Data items
— Start —

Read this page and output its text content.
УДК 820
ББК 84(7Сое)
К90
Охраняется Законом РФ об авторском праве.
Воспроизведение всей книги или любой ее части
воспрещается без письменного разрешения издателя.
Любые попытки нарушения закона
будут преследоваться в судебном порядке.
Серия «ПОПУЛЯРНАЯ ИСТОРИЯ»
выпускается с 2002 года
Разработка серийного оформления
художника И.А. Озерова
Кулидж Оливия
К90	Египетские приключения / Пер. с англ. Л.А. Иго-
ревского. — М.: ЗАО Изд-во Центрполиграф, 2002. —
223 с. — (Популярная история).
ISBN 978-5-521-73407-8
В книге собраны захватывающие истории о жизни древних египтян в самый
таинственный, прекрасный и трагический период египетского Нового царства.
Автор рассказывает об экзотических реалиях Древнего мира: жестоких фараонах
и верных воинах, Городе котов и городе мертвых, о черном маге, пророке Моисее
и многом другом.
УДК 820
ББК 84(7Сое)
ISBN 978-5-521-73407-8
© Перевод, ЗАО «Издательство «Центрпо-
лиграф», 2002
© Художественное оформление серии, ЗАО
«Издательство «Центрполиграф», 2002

— End —

SHORT TASK:
Return the listing above in its exact form.

COMPLETE OUTPUT:
Read this page and output its text content.
УДК 820
ББК 84(7Сое)
К90
Охраняется Законом РФ об авторском праве.
Воспроизведение всей книги или любой ее части
воспрещается без письменного разрешения издателя.
Любые попытки нарушения закона
будут преследоваться в судебном порядке.
Серия «ПОПУЛЯРНАЯ ИСТОРИЯ»
выпускается с 2002 года
Разработка серийного оформления
художника И.А. Озерова
Кулидж Оливия
К90	Египетские приключения / Пер. с англ. Л.А. Иго-
ревского. — М.: ЗАО Изд-во Центрполиграф, 2002. —
223 с. — (Популярная история).
ISBN 978-5-521-73407-8
В книге собраны захватывающие истории о жизни древних египтян в самый
таинственный, прекрасный и трагический период египетского Нового царства.
Автор рассказывает об экзотических реалиях Древнего мира: жестоких фараонах
и верных воинах, Городе котов и городе мертвых, о черном маге, пророке Моисее
и многом другом.
УДК 820
ББК 84(7Сое)
ISBN 978-5-521-73407-8
© Перевод, ЗАО «Издательство «Центрпо-
лиграф», 2002
© Художественное оформление серии, ЗАО
«Издательство «Центрполиграф», 2002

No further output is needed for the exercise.